╔══

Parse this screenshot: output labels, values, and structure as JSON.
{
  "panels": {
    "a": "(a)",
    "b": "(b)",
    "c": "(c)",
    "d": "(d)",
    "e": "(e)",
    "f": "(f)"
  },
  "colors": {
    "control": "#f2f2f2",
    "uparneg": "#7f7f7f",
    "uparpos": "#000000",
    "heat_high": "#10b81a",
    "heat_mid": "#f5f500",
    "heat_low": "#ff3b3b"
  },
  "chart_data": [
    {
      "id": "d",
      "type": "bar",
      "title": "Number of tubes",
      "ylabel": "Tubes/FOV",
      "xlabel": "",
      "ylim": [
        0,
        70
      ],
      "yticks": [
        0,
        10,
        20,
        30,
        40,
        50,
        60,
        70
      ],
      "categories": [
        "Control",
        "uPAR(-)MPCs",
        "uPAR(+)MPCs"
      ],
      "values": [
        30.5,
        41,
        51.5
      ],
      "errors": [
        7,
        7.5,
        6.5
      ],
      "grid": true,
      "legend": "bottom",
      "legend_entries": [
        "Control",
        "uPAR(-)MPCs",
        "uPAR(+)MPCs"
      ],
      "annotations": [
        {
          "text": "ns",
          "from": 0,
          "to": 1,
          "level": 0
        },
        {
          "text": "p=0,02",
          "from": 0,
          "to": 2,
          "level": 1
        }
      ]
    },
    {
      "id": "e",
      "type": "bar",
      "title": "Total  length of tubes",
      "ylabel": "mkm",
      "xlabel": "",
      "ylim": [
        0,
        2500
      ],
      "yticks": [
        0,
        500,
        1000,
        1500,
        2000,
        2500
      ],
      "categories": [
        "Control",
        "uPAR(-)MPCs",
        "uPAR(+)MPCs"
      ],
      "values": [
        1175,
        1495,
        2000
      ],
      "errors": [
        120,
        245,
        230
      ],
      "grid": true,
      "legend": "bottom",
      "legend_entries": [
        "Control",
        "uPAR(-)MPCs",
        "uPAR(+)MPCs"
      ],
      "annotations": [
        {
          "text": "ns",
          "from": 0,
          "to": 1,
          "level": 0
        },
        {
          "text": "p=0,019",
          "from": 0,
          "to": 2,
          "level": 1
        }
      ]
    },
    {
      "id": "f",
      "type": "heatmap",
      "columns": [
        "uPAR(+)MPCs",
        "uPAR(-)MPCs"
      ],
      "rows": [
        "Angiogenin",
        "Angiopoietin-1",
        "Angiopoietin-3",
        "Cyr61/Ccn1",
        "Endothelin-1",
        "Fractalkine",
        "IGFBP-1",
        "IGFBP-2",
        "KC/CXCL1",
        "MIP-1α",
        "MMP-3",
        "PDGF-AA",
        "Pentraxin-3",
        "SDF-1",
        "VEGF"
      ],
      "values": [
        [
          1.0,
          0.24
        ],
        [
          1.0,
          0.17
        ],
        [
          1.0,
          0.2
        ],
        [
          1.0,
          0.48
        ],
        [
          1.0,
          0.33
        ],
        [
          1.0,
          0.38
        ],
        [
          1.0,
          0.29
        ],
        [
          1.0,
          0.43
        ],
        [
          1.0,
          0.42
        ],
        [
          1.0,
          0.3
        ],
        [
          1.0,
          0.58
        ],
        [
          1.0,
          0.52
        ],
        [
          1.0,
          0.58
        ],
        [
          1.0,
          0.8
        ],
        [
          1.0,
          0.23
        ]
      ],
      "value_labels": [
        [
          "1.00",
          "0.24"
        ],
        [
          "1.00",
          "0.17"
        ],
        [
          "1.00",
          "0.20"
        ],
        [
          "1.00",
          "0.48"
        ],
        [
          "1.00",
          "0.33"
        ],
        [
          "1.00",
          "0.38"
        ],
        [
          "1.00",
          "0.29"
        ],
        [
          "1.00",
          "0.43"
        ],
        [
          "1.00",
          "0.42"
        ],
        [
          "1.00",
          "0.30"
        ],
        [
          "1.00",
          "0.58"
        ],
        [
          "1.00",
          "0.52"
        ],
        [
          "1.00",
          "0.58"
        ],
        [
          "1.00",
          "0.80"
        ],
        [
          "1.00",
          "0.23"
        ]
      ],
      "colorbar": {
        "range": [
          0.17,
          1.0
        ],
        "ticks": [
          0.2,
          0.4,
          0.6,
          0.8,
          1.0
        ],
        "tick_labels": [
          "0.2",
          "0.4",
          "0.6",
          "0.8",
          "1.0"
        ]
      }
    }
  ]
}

╚══

● **Task goal**
Output all records verbatim.

● **Solution to the exercise**
Parse this screenshot: output labels, values, and structure as JSON.
{
  "panels": {
    "a": "(a)",
    "b": "(b)",
    "c": "(c)",
    "d": "(d)",
    "e": "(e)",
    "f": "(f)"
  },
  "colors": {
    "control": "#f2f2f2",
    "uparneg": "#7f7f7f",
    "uparpos": "#000000",
    "heat_high": "#10b81a",
    "heat_mid": "#f5f500",
    "heat_low": "#ff3b3b"
  },
  "chart_data": [
    {
      "id": "d",
      "type": "bar",
      "title": "Number of tubes",
      "ylabel": "Tubes/FOV",
      "xlabel": "",
      "ylim": [
        0,
        70
      ],
      "yticks": [
        0,
        10,
        20,
        30,
        40,
        50,
        60,
        70
      ],
      "categories": [
        "Control",
        "uPAR(-)MPCs",
        "uPAR(+)MPCs"
      ],
      "values": [
        30.5,
        41,
        51.5
      ],
      "errors": [
        7,
        7.5,
        6.5
      ],
      "grid": true,
      "legend": "bottom",
      "legend_entries": [
        "Control",
        "uPAR(-)MPCs",
        "uPAR(+)MPCs"
      ],
      "annotations": [
        {
          "text": "ns",
          "from": 0,
          "to": 1,
          "level": 0
        },
        {
          "text": "p=0,02",
          "from": 0,
          "to": 2,
          "level": 1
        }
      ]
    },
    {
      "id": "e",
      "type": "bar",
      "title": "Total  length of tubes",
      "ylabel": "mkm",
      "xlabel": "",
      "ylim": [
        0,
        2500
      ],
      "yticks": [
        0,
        500,
        1000,
        1500,
        2000,
        2500
      ],
      "categories": [
        "Control",
        "uPAR(-)MPCs",
        "uPAR(+)MPCs"
      ],
      "values": [
        1175,
        1495,
        2000
      ],
      "errors": [
        120,
        245,
        230
      ],
      "grid": true,
      "legend": "bottom",
      "legend_entries": [
        "Control",
        "uPAR(-)MPCs",
        "uPAR(+)MPCs"
      ],
      "annotations": [
        {
          "text": "ns",
          "from": 0,
          "to": 1,
          "level": 0
        },
        {
          "text": "p=0,019",
          "from": 0,
          "to": 2,
          "level": 1
        }
      ]
    },
    {
      "id": "f",
      "type": "heatmap",
      "columns": [
        "uPAR(+)MPCs",
        "uPAR(-)MPCs"
      ],
      "rows": [
        "Angiogenin",
        "Angiopoietin-1",
        "Angiopoietin-3",
        "Cyr61/Ccn1",
        "Endothelin-1",
        "Fractalkine",
        "IGFBP-1",
        "IGFBP-2",
        "KC/CXCL1",
        "MIP-1α",
        "MMP-3",
        "PDGF-AA",
        "Pentraxin-3",
        "SDF-1",
        "VEGF"
      ],
      "values": [
        [
          1.0,
          0.24
        ],
        [
          1.0,
          0.17
        ],
        [
          1.0,
          0.2
        ],
        [
          1.0,
          0.48
        ],
        [
          1.0,
          0.33
        ],
        [
          1.0,
          0.38
        ],
        [
          1.0,
          0.29
        ],
        [
          1.0,
          0.43
        ],
        [
          1.0,
          0.42
        ],
        [
          1.0,
          0.3
        ],
        [
          1.0,
          0.58
        ],
        [
          1.0,
          0.52
        ],
        [
          1.0,
          0.58
        ],
        [
          1.0,
          0.8
        ],
        [
          1.0,
          0.23
        ]
      ],
      "value_labels": [
        [
          "1.00",
          "0.24"
        ],
        [
          "1.00",
          "0.17"
        ],
        [
          "1.00",
          "0.20"
        ],
        [
          "1.00",
          "0.48"
        ],
        [
          "1.00",
          "0.33"
        ],
        [
          "1.00",
          "0.38"
        ],
        [
          "1.00",
          "0.29"
        ],
        [
          "1.00",
          "0.43"
        ],
        [
          "1.00",
          "0.42"
        ],
        [
          "1.00",
          "0.30"
        ],
        [
          "1.00",
          "0.58"
        ],
        [
          "1.00",
          "0.52"
        ],
        [
          "1.00",
          "0.58"
        ],
        [
          "1.00",
          "0.80"
        ],
        [
          "1.00",
          "0.23"
        ]
      ],
      "colorbar": {
        "range": [
          0.17,
          1.0
        ],
        "ticks": [
          0.2,
          0.4,
          0.6,
          0.8,
          1.0
        ],
        "tick_labels": [
          "0.2",
          "0.4",
          "0.6",
          "0.8",
          "1.0"
        ]
      }
    }
  ]
}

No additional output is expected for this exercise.